DATA ENTRIES →
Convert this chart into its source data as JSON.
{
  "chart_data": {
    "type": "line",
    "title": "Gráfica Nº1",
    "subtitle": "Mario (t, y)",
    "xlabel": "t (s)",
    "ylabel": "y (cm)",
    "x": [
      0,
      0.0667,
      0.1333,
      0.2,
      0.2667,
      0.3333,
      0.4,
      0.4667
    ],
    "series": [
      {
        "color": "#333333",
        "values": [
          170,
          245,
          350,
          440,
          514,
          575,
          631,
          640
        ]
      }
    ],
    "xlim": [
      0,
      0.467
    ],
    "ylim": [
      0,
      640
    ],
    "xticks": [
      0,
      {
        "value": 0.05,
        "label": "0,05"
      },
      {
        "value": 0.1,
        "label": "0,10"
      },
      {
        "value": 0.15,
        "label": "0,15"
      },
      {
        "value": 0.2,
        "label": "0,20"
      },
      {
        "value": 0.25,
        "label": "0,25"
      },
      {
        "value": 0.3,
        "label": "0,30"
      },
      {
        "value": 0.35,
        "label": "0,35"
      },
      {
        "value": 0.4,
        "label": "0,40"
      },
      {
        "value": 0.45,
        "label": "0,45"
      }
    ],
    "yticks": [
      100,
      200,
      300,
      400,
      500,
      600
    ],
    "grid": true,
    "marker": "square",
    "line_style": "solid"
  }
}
---
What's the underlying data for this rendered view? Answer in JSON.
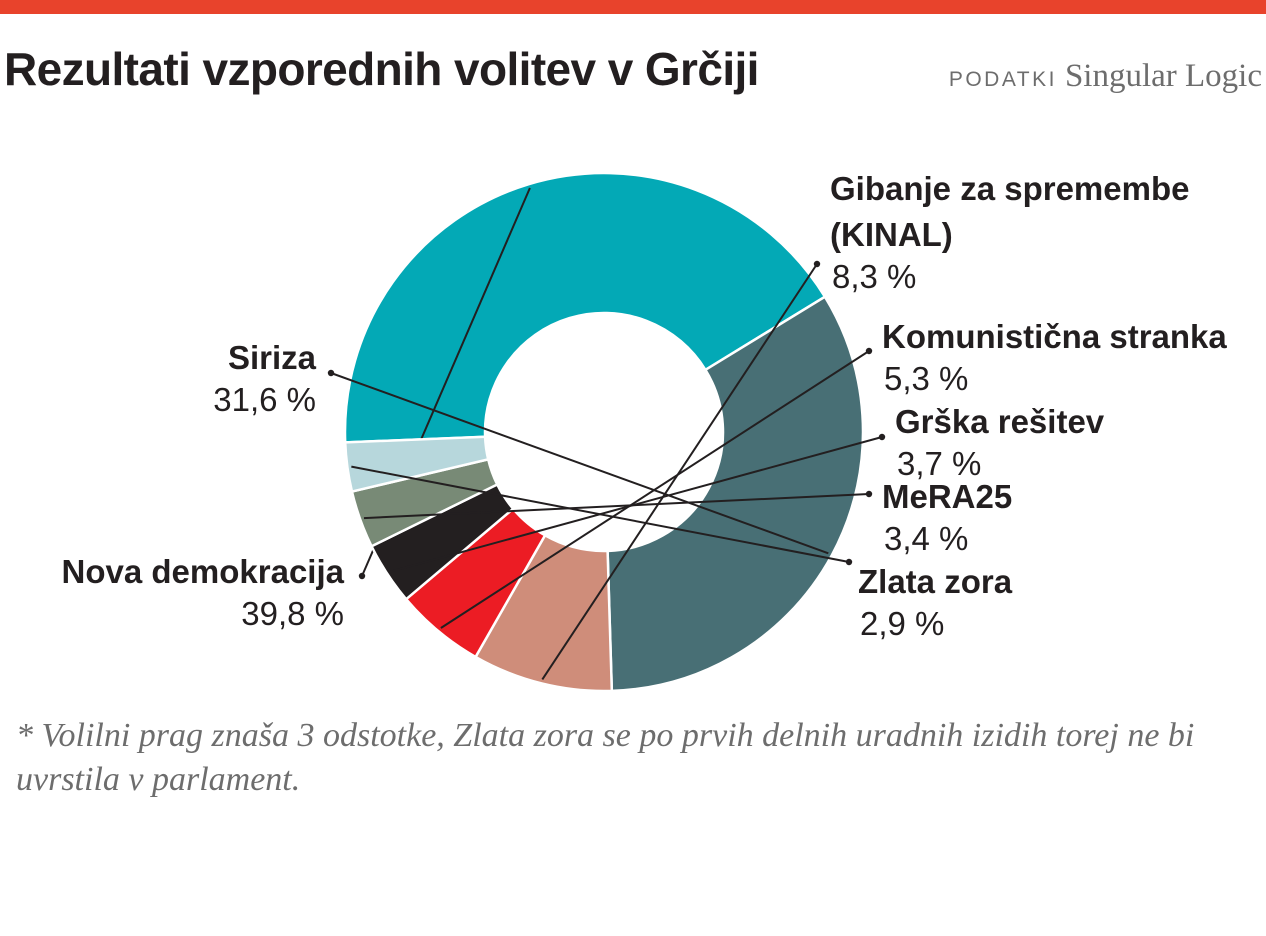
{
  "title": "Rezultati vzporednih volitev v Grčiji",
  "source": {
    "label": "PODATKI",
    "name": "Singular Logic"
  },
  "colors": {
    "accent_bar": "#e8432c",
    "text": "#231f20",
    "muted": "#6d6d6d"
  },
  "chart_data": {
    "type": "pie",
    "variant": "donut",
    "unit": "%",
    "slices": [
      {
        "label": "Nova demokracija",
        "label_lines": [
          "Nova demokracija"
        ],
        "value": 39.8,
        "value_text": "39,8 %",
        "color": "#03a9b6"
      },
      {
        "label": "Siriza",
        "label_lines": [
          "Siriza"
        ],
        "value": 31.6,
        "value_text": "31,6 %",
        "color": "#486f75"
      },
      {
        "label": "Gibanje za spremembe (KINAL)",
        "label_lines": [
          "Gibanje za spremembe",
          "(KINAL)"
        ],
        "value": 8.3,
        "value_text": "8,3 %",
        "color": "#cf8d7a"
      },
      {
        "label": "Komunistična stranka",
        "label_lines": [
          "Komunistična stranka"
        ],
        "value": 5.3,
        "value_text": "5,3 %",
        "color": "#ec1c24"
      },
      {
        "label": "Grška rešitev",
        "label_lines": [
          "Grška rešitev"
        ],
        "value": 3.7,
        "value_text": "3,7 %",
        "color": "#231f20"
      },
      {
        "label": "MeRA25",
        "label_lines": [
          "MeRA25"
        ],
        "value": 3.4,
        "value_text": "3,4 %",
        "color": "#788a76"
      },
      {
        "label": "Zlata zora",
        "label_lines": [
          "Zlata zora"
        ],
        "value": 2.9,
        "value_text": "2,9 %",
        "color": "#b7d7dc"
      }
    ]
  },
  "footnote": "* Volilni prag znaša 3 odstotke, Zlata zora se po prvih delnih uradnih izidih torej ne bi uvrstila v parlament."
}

THE TASK → Copy out each line of the material that holds the word "JSON".

REPLY TO THE TASK →
Convert this chart into its source data as JSON.
What's the underlying data for this rendered view? Answer in JSON.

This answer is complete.